**Source material:**
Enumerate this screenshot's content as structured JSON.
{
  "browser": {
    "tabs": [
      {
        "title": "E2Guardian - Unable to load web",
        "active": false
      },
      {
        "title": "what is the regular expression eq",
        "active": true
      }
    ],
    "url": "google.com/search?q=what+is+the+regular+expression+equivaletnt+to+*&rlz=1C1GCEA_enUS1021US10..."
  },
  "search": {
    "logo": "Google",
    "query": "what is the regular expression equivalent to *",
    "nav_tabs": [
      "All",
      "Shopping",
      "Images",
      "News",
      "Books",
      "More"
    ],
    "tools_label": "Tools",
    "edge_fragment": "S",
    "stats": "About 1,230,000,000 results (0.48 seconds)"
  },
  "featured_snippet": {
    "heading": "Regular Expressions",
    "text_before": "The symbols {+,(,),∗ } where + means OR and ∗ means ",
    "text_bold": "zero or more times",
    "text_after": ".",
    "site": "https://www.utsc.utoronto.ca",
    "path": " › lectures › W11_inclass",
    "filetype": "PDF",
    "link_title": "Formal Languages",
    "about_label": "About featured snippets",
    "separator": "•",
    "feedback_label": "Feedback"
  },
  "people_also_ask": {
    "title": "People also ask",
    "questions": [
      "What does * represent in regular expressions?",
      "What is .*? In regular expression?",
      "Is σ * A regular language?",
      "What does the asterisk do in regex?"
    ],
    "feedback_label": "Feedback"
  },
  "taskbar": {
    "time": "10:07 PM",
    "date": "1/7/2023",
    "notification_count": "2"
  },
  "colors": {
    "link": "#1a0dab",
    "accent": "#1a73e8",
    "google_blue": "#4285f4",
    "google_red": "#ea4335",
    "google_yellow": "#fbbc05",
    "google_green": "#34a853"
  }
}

**To be done:**
Retype all the records, matching them exactly.

**Result for this exercise:**
Enumerate this screenshot's content as structured JSON.
{
  "browser": {
    "tabs": [
      {
        "title": "E2Guardian - Unable to load web",
        "active": false
      },
      {
        "title": "what is the regular expression eq",
        "active": true
      }
    ],
    "url": "google.com/search?q=what+is+the+regular+expression+equivaletnt+to+*&rlz=1C1GCEA_enUS1021US10..."
  },
  "search": {
    "logo": "Google",
    "query": "what is the regular expression equivalent to *",
    "nav_tabs": [
      "All",
      "Shopping",
      "Images",
      "News",
      "Books",
      "More"
    ],
    "tools_label": "Tools",
    "edge_fragment": "S",
    "stats": "About 1,230,000,000 results (0.48 seconds)"
  },
  "featured_snippet": {
    "heading": "Regular Expressions",
    "text_before": "The symbols {+,(,),∗ } where + means OR and ∗ means ",
    "text_bold": "zero or more times",
    "text_after": ".",
    "site": "https://www.utsc.utoronto.ca",
    "path": " › lectures › W11_inclass",
    "filetype": "PDF",
    "link_title": "Formal Languages",
    "about_label": "About featured snippets",
    "separator": "•",
    "feedback_label": "Feedback"
  },
  "people_also_ask": {
    "title": "People also ask",
    "questions": [
      "What does * represent in regular expressions?",
      "What is .*? In regular expression?",
      "Is σ * A regular language?",
      "What does the asterisk do in regex?"
    ],
    "feedback_label": "Feedback"
  },
  "taskbar": {
    "time": "10:07 PM",
    "date": "1/7/2023",
    "notification_count": "2"
  },
  "colors": {
    "link": "#1a0dab",
    "accent": "#1a73e8",
    "google_blue": "#4285f4",
    "google_red": "#ea4335",
    "google_yellow": "#fbbc05",
    "google_green": "#34a853"
  }
}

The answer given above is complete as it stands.